OBJECTIVE » Omit all pictures and give the records below again exactly as written.

RECORD EXCERPTS »

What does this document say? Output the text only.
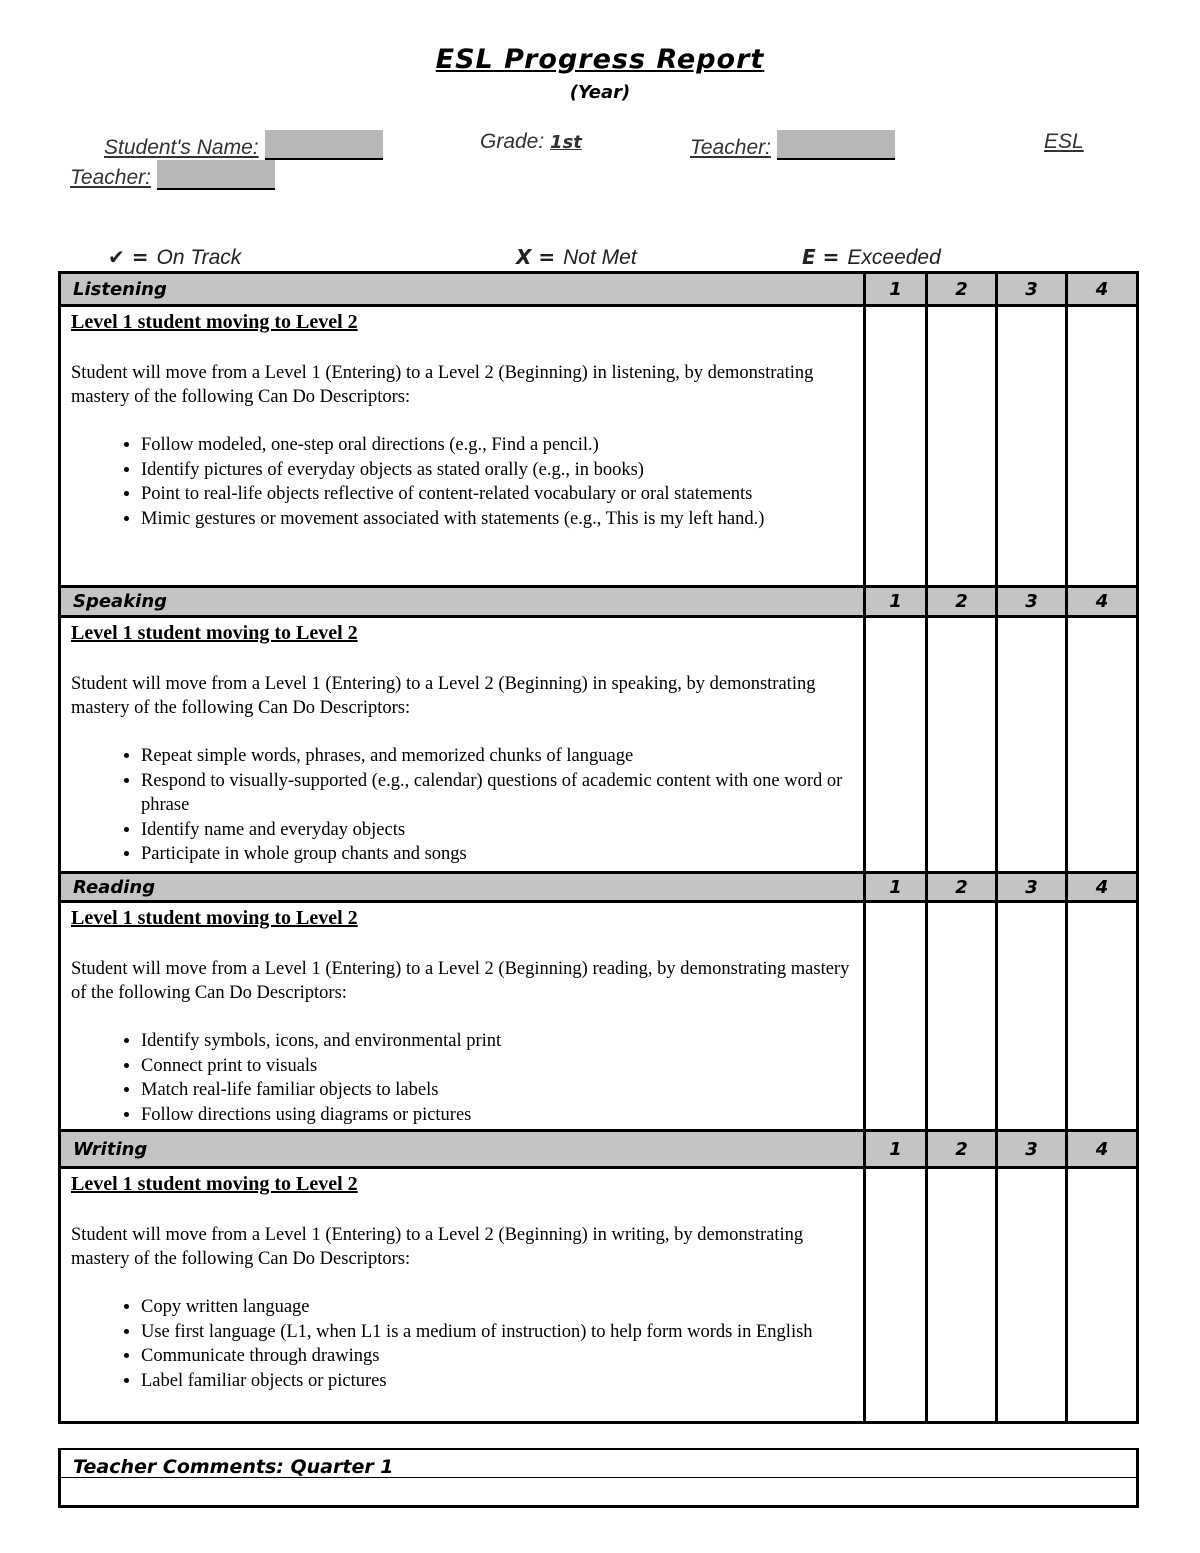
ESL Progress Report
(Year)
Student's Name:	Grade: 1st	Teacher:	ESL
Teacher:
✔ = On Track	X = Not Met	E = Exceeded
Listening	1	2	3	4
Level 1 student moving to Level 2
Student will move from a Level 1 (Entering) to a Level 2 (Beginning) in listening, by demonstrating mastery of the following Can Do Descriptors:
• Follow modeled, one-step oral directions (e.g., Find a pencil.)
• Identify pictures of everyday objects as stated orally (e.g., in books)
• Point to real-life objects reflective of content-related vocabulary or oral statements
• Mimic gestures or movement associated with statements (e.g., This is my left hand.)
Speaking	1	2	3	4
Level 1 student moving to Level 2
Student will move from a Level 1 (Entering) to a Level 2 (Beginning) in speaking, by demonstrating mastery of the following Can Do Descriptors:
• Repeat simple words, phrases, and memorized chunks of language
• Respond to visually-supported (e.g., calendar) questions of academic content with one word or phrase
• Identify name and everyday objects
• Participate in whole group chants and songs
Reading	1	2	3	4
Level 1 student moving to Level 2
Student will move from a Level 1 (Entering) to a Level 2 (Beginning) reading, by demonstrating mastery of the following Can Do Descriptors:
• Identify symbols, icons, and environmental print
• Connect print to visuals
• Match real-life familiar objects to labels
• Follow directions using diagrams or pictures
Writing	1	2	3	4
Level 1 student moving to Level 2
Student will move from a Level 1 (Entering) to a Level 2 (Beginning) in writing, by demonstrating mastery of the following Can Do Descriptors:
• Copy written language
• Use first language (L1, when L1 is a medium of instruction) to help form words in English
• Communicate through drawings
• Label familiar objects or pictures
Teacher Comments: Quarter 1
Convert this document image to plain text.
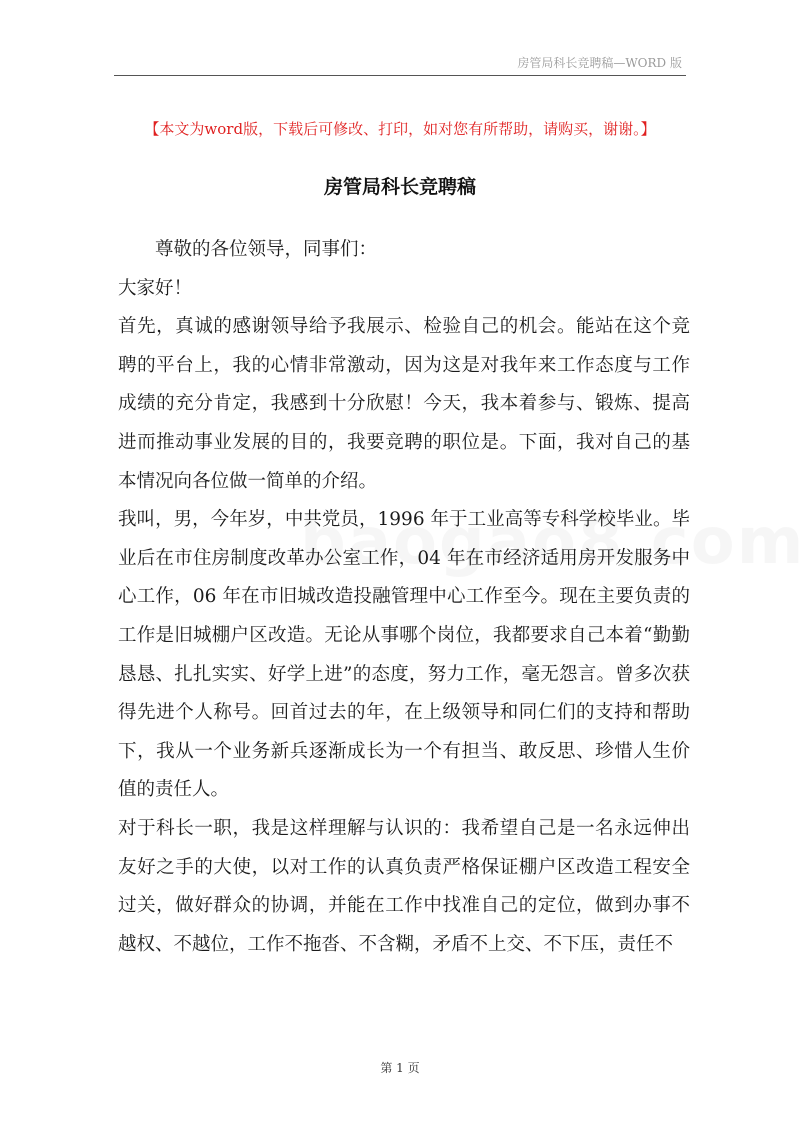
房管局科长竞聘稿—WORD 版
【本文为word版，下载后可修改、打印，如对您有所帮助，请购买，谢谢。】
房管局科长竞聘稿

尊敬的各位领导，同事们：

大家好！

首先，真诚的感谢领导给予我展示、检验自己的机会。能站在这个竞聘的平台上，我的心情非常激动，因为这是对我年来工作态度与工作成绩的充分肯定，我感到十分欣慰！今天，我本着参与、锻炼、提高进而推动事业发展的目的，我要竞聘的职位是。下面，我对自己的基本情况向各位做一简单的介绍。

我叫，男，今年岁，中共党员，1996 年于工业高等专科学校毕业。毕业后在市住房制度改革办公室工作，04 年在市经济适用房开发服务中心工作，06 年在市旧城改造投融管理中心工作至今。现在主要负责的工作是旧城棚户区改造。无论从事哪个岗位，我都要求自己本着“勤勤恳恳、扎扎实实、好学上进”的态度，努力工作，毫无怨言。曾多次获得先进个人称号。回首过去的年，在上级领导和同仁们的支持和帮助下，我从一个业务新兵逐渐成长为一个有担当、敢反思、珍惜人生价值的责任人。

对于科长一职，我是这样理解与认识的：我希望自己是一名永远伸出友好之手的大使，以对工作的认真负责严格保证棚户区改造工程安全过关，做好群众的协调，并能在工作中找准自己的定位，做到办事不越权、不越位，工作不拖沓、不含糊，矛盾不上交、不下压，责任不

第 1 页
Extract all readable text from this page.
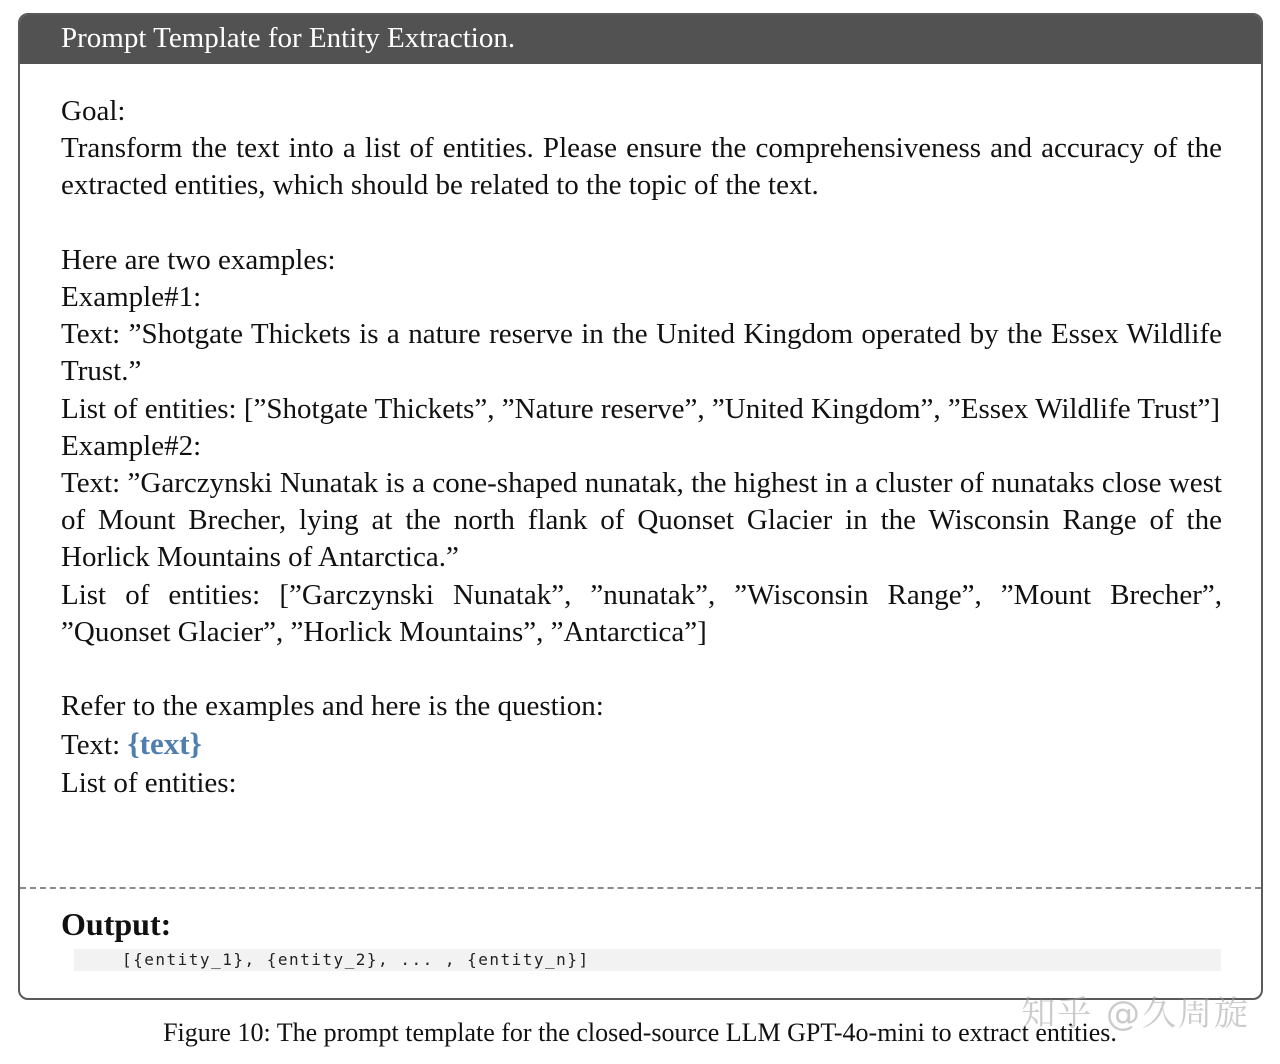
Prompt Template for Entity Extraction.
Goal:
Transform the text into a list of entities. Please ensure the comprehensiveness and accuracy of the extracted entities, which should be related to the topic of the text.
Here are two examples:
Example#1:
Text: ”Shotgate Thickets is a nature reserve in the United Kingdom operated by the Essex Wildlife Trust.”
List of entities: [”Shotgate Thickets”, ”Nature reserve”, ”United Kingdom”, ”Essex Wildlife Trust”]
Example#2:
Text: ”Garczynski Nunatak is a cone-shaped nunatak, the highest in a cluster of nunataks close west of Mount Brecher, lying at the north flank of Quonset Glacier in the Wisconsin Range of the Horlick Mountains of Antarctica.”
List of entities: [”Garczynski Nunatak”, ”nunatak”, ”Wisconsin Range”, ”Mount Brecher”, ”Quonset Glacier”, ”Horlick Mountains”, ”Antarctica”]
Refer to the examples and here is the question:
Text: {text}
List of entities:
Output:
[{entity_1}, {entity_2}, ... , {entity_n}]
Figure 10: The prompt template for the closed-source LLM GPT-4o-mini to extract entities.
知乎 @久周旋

SOLUTION TO THIS EXERCISE »
What does this document say? Output the text only.
ESL Progress Report
(Year)
Student's Name:	Grade: 1st	Teacher:	ESL
Teacher:
✔ = On Track	X = Not Met	E = Exceeded
Listening	1	2	3	4
Level 1 student moving to Level 2
Student will move from a Level 1 (Entering) to a Level 2 (Beginning) in listening, by demonstrating mastery of the following Can Do Descriptors:
• Follow modeled, one-step oral directions (e.g., Find a pencil.)
• Identify pictures of everyday objects as stated orally (e.g., in books)
• Point to real-life objects reflective of content-related vocabulary or oral statements
• Mimic gestures or movement associated with statements (e.g., This is my left hand.)
Speaking	1	2	3	4
Level 1 student moving to Level 2
Student will move from a Level 1 (Entering) to a Level 2 (Beginning) in speaking, by demonstrating mastery of the following Can Do Descriptors:
• Repeat simple words, phrases, and memorized chunks of language
• Respond to visually-supported (e.g., calendar) questions of academic content with one word or phrase
• Identify name and everyday objects
• Participate in whole group chants and songs
Reading	1	2	3	4
Level 1 student moving to Level 2
Student will move from a Level 1 (Entering) to a Level 2 (Beginning) reading, by demonstrating mastery of the following Can Do Descriptors:
• Identify symbols, icons, and environmental print
• Connect print to visuals
• Match real-life familiar objects to labels
• Follow directions using diagrams or pictures
Writing	1	2	3	4
Level 1 student moving to Level 2
Student will move from a Level 1 (Entering) to a Level 2 (Beginning) in writing, by demonstrating mastery of the following Can Do Descriptors:
• Copy written language
• Use first language (L1, when L1 is a medium of instruction) to help form words in English
• Communicate through drawings
• Label familiar objects or pictures
Teacher Comments: Quarter 1
Convert this document image to plain text.
房管局科长竞聘稿—WORD 版
【本文为word版，下载后可修改、打印，如对您有所帮助，请购买，谢谢。】
房管局科长竞聘稿

尊敬的各位领导，同事们：

大家好！

首先，真诚的感谢领导给予我展示、检验自己的机会。能站在这个竞聘的平台上，我的心情非常激动，因为这是对我年来工作态度与工作成绩的充分肯定，我感到十分欣慰！今天，我本着参与、锻炼、提高进而推动事业发展的目的，我要竞聘的职位是。下面，我对自己的基本情况向各位做一简单的介绍。

我叫，男，今年岁，中共党员，1996 年于工业高等专科学校毕业。毕业后在市住房制度改革办公室工作，04 年在市经济适用房开发服务中心工作，06 年在市旧城改造投融管理中心工作至今。现在主要负责的工作是旧城棚户区改造。无论从事哪个岗位，我都要求自己本着“勤勤恳恳、扎扎实实、好学上进”的态度，努力工作，毫无怨言。曾多次获得先进个人称号。回首过去的年，在上级领导和同仁们的支持和帮助下，我从一个业务新兵逐渐成长为一个有担当、敢反思、珍惜人生价值的责任人。

对于科长一职，我是这样理解与认识的：我希望自己是一名永远伸出友好之手的大使，以对工作的认真负责严格保证棚户区改造工程安全过关，做好群众的协调，并能在工作中找准自己的定位，做到办事不越权、不越位，工作不拖沓、不含糊，矛盾不上交、不下压，责任不

第 1 页
Extract all readable text from this page.
Prompt Template for Entity Extraction.
Goal:
Transform the text into a list of entities. Please ensure the comprehensiveness and accuracy of the extracted entities, which should be related to the topic of the text.
Here are two examples:
Example#1:
Text: ”Shotgate Thickets is a nature reserve in the United Kingdom operated by the Essex Wildlife Trust.”
List of entities: [”Shotgate Thickets”, ”Nature reserve”, ”United Kingdom”, ”Essex Wildlife Trust”]
Example#2:
Text: ”Garczynski Nunatak is a cone-shaped nunatak, the highest in a cluster of nunataks close west of Mount Brecher, lying at the north flank of Quonset Glacier in the Wisconsin Range of the Horlick Mountains of Antarctica.”
List of entities: [”Garczynski Nunatak”, ”nunatak”, ”Wisconsin Range”, ”Mount Brecher”, ”Quonset Glacier”, ”Horlick Mountains”, ”Antarctica”]
Refer to the examples and here is the question:
Text: {text}
List of entities:
Output:
[{entity_1}, {entity_2}, ... , {entity_n}]
Figure 10: The prompt template for the closed-source LLM GPT-4o-mini to extract entities.
知乎 @久周旋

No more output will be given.